─── Data provided

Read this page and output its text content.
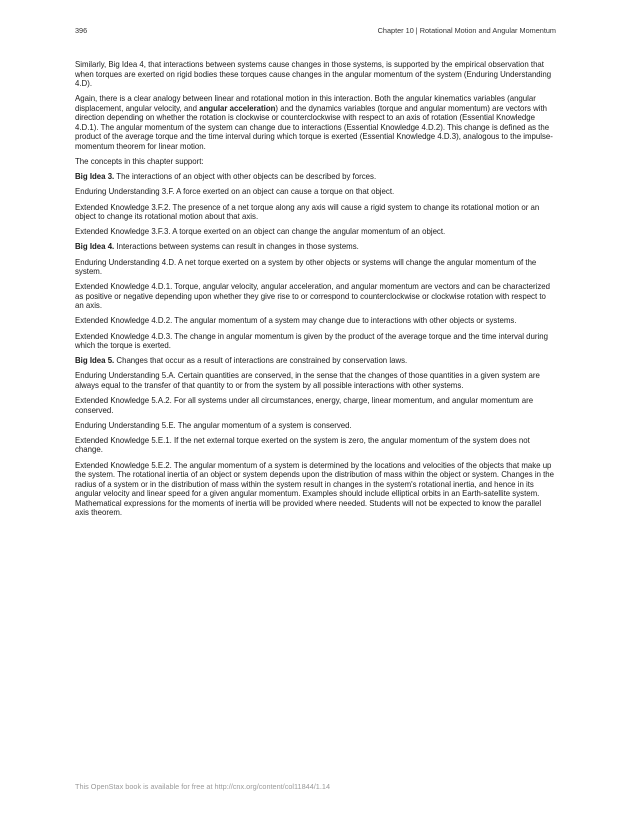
396	Chapter 10 | Rotational Motion and Angular Momentum

Similarly, Big Idea 4, that interactions between systems cause changes in those systems, is supported by the empirical observation that when torques are exerted on rigid bodies these torques cause changes in the angular momentum of the system (Enduring Understanding 4.D).

Again, there is a clear analogy between linear and rotational motion in this interaction. Both the angular kinematics variables (angular displacement, angular velocity, and angular acceleration) and the dynamics variables (torque and angular momentum) are vectors with direction depending on whether the rotation is clockwise or counterclockwise with respect to an axis of rotation (Essential Knowledge 4.D.1). The angular momentum of the system can change due to interactions (Essential Knowledge 4.D.2). This change is defined as the product of the average torque and the time interval during which torque is exerted (Essential Knowledge 4.D.3), analogous to the impulse-momentum theorem for linear motion.

The concepts in this chapter support:

Big Idea 3. The interactions of an object with other objects can be described by forces.

Enduring Understanding 3.F. A force exerted on an object can cause a torque on that object.

Extended Knowledge 3.F.2. The presence of a net torque along any axis will cause a rigid system to change its rotational motion or an object to change its rotational motion about that axis.

Extended Knowledge 3.F.3. A torque exerted on an object can change the angular momentum of an object.

Big Idea 4. Interactions between systems can result in changes in those systems.

Enduring Understanding 4.D. A net torque exerted on a system by other objects or systems will change the angular momentum of the system.

Extended Knowledge 4.D.1. Torque, angular velocity, angular acceleration, and angular momentum are vectors and can be characterized as positive or negative depending upon whether they give rise to or correspond to counterclockwise or clockwise rotation with respect to an axis.

Extended Knowledge 4.D.2. The angular momentum of a system may change due to interactions with other objects or systems.

Extended Knowledge 4.D.3. The change in angular momentum is given by the product of the average torque and the time interval during which the torque is exerted.

Big Idea 5. Changes that occur as a result of interactions are constrained by conservation laws.

Enduring Understanding 5.A. Certain quantities are conserved, in the sense that the changes of those quantities in a given system are always equal to the transfer of that quantity to or from the system by all possible interactions with other systems.

Extended Knowledge 5.A.2. For all systems under all circumstances, energy, charge, linear momentum, and angular momentum are conserved.

Enduring Understanding 5.E. The angular momentum of a system is conserved.

Extended Knowledge 5.E.1. If the net external torque exerted on the system is zero, the angular momentum of the system does not change.

Extended Knowledge 5.E.2. The angular momentum of a system is determined by the locations and velocities of the objects that make up the system. The rotational inertia of an object or system depends upon the distribution of mass within the object or system. Changes in the radius of a system or in the distribution of mass within the system result in changes in the system's rotational inertia, and hence in its angular velocity and linear speed for a given angular momentum. Examples should include elliptical orbits in an Earth-satellite system. Mathematical expressions for the moments of inertia will be provided where needed. Students will not be expected to know the parallel axis theorem.

This OpenStax book is available for free at http://cnx.org/content/col11844/1.14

──────

__Set problem__:
The data above should be repeated exactly, minus any pictures.

__Output of the task__:
Read this page and output its text content.
396	Chapter 10 | Rotational Motion and Angular Momentum

Similarly, Big Idea 4, that interactions between systems cause changes in those systems, is supported by the empirical observation that when torques are exerted on rigid bodies these torques cause changes in the angular momentum of the system (Enduring Understanding 4.D).

Again, there is a clear analogy between linear and rotational motion in this interaction. Both the angular kinematics variables (angular displacement, angular velocity, and angular acceleration) and the dynamics variables (torque and angular momentum) are vectors with direction depending on whether the rotation is clockwise or counterclockwise with respect to an axis of rotation (Essential Knowledge 4.D.1). The angular momentum of the system can change due to interactions (Essential Knowledge 4.D.2). This change is defined as the product of the average torque and the time interval during which torque is exerted (Essential Knowledge 4.D.3), analogous to the impulse-momentum theorem for linear motion.

The concepts in this chapter support:

Big Idea 3. The interactions of an object with other objects can be described by forces.

Enduring Understanding 3.F. A force exerted on an object can cause a torque on that object.

Extended Knowledge 3.F.2. The presence of a net torque along any axis will cause a rigid system to change its rotational motion or an object to change its rotational motion about that axis.

Extended Knowledge 3.F.3. A torque exerted on an object can change the angular momentum of an object.

Big Idea 4. Interactions between systems can result in changes in those systems.

Enduring Understanding 4.D. A net torque exerted on a system by other objects or systems will change the angular momentum of the system.

Extended Knowledge 4.D.1. Torque, angular velocity, angular acceleration, and angular momentum are vectors and can be characterized as positive or negative depending upon whether they give rise to or correspond to counterclockwise or clockwise rotation with respect to an axis.

Extended Knowledge 4.D.2. The angular momentum of a system may change due to interactions with other objects or systems.

Extended Knowledge 4.D.3. The change in angular momentum is given by the product of the average torque and the time interval during which the torque is exerted.

Big Idea 5. Changes that occur as a result of interactions are constrained by conservation laws.

Enduring Understanding 5.A. Certain quantities are conserved, in the sense that the changes of those quantities in a given system are always equal to the transfer of that quantity to or from the system by all possible interactions with other systems.

Extended Knowledge 5.A.2. For all systems under all circumstances, energy, charge, linear momentum, and angular momentum are conserved.

Enduring Understanding 5.E. The angular momentum of a system is conserved.

Extended Knowledge 5.E.1. If the net external torque exerted on the system is zero, the angular momentum of the system does not change.

Extended Knowledge 5.E.2. The angular momentum of a system is determined by the locations and velocities of the objects that make up the system. The rotational inertia of an object or system depends upon the distribution of mass within the object or system. Changes in the radius of a system or in the distribution of mass within the system result in changes in the system's rotational inertia, and hence in its angular velocity and linear speed for a given angular momentum. Examples should include elliptical orbits in an Earth-satellite system. Mathematical expressions for the moments of inertia will be provided where needed. Students will not be expected to know the parallel axis theorem.

This OpenStax book is available for free at http://cnx.org/content/col11844/1.14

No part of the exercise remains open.